--- start ---

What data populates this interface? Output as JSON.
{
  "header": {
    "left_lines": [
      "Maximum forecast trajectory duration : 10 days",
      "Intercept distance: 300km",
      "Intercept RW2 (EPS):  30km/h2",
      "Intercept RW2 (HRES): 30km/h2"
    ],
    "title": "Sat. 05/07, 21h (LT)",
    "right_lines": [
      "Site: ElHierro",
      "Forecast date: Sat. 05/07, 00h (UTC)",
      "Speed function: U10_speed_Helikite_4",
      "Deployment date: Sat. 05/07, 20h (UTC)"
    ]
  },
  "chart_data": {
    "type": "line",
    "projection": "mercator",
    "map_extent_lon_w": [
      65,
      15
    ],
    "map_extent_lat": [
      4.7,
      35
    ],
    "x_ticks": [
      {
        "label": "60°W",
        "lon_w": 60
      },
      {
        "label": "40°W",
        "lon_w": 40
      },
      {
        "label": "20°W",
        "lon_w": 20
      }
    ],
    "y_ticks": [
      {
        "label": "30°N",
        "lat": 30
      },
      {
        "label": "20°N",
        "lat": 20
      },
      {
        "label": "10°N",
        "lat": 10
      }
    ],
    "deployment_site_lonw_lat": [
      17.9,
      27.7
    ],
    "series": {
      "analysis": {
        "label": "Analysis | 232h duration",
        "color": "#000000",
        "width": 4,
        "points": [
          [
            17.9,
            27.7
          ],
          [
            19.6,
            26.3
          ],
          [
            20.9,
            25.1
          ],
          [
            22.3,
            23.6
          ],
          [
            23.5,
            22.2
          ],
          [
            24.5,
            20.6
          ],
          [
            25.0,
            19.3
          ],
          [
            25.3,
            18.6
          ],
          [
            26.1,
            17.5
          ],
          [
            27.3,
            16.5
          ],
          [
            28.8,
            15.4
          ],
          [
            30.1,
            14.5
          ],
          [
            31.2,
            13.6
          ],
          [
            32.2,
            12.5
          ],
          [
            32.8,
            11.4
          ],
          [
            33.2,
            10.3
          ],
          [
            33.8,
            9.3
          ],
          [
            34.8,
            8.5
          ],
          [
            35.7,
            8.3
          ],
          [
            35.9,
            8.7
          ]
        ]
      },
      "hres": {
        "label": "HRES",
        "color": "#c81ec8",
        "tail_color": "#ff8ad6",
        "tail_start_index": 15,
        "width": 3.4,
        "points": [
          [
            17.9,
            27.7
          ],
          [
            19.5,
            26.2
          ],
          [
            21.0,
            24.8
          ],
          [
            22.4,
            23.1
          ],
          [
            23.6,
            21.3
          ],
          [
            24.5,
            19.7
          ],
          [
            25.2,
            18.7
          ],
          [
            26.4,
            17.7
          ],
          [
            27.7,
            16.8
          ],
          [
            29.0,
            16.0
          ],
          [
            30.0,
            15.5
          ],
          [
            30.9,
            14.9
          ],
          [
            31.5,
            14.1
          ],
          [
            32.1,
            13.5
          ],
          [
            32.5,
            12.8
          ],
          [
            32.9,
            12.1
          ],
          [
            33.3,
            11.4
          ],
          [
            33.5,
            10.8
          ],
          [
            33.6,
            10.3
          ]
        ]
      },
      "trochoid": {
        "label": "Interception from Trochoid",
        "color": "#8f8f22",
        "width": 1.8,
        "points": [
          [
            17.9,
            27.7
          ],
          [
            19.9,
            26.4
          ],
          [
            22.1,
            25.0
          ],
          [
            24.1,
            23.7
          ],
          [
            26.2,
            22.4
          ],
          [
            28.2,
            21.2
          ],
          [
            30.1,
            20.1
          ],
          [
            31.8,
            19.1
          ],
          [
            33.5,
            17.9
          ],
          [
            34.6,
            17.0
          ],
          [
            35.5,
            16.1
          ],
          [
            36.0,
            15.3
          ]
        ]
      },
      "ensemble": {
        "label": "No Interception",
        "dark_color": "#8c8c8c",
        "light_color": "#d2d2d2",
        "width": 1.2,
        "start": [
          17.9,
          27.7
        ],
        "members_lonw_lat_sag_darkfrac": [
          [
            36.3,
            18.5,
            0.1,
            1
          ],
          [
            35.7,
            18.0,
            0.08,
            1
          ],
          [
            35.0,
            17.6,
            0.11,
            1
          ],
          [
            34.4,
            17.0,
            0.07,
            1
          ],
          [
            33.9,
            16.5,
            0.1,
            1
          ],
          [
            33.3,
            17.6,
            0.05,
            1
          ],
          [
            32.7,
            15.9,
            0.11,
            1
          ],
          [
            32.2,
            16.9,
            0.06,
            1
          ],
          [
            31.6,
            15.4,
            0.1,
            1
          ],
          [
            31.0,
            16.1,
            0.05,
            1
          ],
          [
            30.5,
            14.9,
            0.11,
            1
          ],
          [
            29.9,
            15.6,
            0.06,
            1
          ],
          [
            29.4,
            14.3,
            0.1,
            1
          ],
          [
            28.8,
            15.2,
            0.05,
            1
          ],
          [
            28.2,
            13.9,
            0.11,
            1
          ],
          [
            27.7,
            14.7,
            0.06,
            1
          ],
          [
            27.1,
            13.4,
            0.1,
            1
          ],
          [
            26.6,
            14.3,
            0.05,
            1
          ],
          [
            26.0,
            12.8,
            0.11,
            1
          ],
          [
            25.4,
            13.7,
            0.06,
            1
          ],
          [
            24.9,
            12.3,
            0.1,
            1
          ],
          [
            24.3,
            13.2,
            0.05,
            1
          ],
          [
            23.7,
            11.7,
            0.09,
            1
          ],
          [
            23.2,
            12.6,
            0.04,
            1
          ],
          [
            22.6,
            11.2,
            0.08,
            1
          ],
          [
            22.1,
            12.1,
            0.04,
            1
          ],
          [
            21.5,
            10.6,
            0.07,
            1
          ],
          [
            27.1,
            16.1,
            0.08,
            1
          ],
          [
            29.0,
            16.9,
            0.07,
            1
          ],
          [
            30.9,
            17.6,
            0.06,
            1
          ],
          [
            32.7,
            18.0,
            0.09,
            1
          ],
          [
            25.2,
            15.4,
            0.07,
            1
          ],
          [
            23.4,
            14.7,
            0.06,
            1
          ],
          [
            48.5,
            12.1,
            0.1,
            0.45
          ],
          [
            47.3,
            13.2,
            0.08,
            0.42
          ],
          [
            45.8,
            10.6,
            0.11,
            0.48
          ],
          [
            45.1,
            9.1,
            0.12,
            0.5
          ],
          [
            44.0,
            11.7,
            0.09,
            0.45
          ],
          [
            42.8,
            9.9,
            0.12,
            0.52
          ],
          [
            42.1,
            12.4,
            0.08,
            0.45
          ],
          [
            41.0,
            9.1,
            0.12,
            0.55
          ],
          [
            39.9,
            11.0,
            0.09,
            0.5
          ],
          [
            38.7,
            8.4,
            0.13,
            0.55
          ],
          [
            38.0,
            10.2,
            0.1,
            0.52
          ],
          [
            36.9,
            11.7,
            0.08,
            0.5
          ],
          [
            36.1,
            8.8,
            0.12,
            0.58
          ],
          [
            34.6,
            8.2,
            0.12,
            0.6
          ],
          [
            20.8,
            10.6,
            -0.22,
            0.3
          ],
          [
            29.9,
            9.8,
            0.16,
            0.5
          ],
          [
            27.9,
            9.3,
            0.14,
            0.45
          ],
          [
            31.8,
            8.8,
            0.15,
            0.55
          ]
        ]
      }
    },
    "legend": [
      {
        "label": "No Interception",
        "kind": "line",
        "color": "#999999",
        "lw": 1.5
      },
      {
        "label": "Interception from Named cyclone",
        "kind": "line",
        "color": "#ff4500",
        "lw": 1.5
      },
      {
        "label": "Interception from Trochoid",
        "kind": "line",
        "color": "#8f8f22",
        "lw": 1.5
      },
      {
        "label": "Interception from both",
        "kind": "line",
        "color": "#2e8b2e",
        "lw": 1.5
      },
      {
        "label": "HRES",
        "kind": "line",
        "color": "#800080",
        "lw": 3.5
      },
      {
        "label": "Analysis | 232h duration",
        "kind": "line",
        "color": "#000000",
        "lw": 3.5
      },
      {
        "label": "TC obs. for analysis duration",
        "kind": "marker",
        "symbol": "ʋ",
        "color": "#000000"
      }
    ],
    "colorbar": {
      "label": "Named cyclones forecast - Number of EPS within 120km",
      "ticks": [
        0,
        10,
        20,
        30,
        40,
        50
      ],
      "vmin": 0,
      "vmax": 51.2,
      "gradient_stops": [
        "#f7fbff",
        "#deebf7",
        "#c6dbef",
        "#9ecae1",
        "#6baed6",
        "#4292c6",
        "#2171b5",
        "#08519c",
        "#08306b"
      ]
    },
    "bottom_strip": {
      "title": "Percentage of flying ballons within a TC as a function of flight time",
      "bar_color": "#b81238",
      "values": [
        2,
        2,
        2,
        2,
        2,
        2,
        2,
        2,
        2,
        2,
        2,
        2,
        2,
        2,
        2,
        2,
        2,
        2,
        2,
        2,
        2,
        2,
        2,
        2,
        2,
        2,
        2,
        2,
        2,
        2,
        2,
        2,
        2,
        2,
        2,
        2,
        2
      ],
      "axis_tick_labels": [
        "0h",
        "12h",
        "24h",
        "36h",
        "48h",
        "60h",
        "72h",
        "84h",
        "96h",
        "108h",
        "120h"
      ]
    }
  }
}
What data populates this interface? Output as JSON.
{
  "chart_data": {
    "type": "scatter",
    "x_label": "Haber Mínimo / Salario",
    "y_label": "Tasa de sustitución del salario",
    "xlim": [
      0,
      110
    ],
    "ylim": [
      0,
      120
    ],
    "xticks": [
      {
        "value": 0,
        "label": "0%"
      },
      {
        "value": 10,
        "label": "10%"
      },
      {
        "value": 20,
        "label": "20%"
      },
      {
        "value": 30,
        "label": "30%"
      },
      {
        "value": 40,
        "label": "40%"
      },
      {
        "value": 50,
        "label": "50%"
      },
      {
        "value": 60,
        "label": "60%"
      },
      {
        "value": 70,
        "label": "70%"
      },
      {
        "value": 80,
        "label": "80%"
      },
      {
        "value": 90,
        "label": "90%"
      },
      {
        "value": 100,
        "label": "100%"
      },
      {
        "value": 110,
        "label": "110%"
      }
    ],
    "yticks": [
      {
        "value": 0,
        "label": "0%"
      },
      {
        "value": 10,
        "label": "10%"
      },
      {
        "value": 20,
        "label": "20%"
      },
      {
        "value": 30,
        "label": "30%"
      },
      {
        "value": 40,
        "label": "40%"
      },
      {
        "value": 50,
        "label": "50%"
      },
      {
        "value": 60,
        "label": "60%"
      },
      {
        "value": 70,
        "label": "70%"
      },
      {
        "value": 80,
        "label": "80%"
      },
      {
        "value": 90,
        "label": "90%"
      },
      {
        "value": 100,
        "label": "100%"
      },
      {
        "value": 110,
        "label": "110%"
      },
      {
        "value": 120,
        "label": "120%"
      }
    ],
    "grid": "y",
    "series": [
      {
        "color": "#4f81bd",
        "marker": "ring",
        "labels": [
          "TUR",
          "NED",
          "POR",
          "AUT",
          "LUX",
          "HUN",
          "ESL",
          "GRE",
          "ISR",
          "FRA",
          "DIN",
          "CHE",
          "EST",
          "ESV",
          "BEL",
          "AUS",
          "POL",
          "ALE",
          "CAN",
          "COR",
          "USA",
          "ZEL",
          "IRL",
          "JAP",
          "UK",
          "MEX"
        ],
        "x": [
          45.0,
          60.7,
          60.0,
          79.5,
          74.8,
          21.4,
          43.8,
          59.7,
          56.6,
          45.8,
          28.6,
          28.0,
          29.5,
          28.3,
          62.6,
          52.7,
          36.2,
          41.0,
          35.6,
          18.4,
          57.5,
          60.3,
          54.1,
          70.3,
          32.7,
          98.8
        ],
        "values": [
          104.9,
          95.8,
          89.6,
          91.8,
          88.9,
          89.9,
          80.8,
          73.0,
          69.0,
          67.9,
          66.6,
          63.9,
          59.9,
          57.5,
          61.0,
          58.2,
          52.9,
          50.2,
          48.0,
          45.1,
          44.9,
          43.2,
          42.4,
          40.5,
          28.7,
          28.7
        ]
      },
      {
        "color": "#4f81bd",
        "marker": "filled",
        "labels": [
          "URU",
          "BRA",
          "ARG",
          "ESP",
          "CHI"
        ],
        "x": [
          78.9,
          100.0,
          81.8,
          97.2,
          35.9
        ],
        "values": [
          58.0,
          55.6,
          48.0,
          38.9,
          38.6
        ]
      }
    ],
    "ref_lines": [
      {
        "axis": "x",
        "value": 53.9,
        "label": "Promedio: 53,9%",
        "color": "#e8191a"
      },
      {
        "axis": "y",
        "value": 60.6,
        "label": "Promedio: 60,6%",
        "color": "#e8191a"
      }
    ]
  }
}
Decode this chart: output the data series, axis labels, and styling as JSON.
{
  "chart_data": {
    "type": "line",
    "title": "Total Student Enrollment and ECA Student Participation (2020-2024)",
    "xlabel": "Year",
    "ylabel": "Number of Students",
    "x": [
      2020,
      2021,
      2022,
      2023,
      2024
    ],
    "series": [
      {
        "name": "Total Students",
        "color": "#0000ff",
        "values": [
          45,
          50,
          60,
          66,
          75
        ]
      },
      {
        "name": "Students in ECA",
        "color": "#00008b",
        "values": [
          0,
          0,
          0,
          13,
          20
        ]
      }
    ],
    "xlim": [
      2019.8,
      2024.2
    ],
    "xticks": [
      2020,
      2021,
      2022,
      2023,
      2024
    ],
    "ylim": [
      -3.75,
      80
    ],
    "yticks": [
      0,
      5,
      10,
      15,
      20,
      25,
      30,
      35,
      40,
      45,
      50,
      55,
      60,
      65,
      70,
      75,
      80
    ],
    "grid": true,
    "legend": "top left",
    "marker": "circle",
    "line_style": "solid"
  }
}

--- end ---

• **EXERCISE**
Scan the material above. Return every line containing the string "title".

• **OUTPUT BELOW**
    "title": "Sat. 05/07, 21h (LT)",
      "title": "Percentage of flying ballons within a TC as a function of flight time",
    "title": "Total Student Enrollment and ECA Student Participation (2020-2024)",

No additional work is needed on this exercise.